TASK
Return the lines below that carry the word "this".

INFORMATION SHOWN
════════
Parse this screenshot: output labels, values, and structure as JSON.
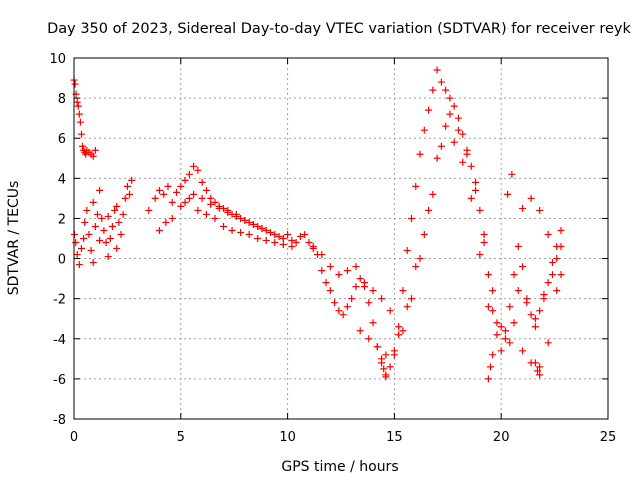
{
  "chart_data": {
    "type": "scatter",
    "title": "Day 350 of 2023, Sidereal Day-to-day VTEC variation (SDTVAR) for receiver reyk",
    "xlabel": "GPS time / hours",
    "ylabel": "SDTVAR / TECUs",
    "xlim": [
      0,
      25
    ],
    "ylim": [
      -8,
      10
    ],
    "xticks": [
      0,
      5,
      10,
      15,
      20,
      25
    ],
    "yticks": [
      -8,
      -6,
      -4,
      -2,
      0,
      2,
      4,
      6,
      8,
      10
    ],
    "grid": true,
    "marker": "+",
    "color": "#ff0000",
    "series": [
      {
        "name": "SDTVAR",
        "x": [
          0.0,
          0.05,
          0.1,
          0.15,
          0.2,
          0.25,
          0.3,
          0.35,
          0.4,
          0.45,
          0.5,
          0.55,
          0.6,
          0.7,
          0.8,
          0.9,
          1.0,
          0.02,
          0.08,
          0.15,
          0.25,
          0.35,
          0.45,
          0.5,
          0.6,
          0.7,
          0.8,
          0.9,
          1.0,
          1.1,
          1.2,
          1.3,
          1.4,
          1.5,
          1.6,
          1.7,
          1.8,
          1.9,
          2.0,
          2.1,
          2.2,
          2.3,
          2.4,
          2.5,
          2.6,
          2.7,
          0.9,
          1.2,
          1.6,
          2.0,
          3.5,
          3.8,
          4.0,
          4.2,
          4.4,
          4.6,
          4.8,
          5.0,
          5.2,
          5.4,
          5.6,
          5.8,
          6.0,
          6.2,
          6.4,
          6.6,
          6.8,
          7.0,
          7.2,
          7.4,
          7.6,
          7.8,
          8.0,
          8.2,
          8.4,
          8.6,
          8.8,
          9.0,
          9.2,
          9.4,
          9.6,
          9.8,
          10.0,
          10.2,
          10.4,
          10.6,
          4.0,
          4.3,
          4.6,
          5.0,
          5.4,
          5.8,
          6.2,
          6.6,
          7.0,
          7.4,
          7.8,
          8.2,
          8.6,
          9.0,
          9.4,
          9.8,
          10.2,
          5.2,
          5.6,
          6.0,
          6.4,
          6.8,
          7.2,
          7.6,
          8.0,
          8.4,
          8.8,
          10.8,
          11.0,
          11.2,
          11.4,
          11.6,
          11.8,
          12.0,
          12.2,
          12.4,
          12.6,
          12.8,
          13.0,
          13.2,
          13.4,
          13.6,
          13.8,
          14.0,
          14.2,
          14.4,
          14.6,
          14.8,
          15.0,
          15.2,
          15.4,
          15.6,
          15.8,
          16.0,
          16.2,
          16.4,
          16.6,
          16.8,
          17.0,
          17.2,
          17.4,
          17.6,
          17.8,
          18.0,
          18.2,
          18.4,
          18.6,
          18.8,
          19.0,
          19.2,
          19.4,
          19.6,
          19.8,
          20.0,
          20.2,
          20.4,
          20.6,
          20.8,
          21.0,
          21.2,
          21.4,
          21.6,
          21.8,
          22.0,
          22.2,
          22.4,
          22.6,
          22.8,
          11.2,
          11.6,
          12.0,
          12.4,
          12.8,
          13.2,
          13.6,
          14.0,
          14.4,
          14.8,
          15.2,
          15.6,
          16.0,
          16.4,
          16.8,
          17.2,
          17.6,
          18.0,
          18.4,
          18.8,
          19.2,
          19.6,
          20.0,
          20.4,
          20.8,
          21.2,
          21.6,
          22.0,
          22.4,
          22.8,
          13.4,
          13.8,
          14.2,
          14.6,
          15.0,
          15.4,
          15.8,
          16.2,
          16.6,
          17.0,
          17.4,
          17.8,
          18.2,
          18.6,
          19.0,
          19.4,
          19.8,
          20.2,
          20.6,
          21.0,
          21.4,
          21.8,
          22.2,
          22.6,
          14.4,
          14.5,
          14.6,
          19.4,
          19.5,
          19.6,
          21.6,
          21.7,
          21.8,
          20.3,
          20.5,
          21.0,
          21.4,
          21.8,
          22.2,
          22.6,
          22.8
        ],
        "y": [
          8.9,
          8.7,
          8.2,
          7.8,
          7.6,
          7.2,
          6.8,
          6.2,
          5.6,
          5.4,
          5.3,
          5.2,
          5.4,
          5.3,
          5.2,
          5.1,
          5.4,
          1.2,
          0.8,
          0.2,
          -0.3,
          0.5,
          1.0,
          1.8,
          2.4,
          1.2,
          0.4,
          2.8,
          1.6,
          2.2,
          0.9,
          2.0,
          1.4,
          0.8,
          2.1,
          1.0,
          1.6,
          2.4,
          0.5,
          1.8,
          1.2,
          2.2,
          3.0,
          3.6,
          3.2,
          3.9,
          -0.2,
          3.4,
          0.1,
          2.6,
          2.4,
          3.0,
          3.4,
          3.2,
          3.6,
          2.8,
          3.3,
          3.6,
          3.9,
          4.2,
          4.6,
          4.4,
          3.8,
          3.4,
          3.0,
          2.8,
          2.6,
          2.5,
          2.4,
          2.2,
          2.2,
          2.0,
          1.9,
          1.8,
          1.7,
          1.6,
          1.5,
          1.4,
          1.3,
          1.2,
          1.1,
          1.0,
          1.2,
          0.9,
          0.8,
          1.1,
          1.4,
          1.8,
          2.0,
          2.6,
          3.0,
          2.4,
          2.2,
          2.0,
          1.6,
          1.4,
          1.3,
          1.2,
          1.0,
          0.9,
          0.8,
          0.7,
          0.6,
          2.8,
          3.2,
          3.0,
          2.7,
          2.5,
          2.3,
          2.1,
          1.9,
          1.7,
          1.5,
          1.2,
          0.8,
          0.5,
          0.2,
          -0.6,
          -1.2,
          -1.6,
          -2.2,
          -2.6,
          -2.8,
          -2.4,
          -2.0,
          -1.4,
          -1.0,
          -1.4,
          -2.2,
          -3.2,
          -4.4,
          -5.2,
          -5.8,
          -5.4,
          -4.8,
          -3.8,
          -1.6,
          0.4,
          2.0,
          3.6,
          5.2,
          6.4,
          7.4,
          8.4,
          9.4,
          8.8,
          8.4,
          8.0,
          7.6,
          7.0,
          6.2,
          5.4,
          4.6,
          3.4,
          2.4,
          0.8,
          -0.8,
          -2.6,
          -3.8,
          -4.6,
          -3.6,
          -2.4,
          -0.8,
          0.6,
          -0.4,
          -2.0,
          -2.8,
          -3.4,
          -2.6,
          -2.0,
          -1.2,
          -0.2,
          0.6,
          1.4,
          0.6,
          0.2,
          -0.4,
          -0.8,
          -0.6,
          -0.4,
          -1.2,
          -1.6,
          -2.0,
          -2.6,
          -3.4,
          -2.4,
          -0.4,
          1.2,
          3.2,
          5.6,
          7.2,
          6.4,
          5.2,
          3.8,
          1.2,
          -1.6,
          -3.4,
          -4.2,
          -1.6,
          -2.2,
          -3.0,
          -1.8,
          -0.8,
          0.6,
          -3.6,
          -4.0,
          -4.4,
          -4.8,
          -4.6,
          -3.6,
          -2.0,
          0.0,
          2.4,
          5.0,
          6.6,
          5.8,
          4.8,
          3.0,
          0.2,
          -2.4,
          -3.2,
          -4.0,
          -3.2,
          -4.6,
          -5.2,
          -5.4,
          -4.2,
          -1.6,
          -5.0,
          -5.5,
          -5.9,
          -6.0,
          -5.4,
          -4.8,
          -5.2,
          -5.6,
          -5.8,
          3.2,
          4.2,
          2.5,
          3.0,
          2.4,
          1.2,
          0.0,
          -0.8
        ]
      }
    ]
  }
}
════════
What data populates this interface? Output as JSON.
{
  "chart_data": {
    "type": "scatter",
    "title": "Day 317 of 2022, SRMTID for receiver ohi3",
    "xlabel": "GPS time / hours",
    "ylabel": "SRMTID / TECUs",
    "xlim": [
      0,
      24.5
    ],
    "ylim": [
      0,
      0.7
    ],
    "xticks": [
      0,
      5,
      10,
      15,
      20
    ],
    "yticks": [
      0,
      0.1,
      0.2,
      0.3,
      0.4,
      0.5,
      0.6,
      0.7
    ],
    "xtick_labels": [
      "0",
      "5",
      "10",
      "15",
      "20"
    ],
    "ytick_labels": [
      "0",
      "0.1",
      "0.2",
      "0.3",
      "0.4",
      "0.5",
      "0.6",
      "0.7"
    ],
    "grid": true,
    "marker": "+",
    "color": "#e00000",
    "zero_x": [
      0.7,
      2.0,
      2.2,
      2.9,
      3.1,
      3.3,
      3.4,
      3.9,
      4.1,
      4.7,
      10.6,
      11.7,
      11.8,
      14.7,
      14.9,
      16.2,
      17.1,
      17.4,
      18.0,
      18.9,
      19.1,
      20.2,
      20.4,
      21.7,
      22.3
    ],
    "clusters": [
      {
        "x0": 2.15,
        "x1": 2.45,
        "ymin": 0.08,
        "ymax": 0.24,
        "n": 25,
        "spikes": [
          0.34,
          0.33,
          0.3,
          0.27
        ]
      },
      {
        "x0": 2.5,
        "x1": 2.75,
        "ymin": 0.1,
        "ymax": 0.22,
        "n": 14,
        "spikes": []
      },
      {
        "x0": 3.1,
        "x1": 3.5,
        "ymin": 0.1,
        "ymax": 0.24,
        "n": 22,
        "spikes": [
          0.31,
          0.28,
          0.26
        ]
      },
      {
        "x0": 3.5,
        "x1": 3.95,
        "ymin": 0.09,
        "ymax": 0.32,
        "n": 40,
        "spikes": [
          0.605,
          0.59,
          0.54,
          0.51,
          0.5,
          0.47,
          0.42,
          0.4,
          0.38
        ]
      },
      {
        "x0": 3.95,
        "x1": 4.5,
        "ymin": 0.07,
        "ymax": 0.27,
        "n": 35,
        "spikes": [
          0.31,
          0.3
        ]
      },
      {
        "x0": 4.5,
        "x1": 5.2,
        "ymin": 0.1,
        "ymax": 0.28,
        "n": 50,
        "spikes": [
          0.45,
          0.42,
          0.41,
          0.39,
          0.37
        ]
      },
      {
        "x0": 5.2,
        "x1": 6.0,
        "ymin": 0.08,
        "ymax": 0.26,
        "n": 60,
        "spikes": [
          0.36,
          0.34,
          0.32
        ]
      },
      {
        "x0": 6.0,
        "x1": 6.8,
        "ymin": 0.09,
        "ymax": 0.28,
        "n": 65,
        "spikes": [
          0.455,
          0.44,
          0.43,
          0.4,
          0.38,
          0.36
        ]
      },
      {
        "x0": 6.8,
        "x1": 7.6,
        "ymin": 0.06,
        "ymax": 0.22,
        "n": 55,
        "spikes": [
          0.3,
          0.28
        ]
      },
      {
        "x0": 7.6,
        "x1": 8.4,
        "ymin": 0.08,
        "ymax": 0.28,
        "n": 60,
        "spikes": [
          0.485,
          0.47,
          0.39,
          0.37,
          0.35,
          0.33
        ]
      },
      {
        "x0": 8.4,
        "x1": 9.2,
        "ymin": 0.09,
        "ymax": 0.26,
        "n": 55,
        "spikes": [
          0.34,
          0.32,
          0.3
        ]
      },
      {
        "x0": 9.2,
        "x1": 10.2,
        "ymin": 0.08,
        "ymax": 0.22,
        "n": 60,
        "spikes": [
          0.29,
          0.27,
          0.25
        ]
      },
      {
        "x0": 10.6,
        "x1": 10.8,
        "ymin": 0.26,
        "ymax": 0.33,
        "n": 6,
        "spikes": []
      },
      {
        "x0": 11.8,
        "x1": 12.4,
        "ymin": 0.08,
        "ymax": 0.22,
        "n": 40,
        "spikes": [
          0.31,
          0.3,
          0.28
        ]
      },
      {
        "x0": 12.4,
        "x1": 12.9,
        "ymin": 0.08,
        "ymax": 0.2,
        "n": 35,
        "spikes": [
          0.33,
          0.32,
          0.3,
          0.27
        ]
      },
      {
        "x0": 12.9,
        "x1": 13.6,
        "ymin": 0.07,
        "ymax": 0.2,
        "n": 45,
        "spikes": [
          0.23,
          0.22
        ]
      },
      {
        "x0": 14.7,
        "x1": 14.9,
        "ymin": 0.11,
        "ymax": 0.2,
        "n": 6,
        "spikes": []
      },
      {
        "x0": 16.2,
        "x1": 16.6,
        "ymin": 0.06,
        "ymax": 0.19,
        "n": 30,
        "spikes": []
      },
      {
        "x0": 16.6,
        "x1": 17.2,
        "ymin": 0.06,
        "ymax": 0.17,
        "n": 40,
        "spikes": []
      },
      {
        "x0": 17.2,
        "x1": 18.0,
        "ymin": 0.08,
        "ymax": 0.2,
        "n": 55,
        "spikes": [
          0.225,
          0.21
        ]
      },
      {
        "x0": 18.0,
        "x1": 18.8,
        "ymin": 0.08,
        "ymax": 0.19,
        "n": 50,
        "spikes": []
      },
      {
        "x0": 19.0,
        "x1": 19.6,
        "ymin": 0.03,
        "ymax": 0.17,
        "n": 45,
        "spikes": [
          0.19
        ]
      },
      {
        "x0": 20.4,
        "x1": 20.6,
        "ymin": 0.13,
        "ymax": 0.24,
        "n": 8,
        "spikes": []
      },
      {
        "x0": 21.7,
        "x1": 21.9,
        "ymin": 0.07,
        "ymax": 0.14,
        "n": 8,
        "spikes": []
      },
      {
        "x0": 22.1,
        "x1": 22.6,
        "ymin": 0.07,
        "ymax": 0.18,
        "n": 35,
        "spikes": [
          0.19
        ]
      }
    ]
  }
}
════════
WRITTEN SOLUTION
Parse this screenshot: output labels, values, and structure as JSON.
What data populates this interface? Output as JSON.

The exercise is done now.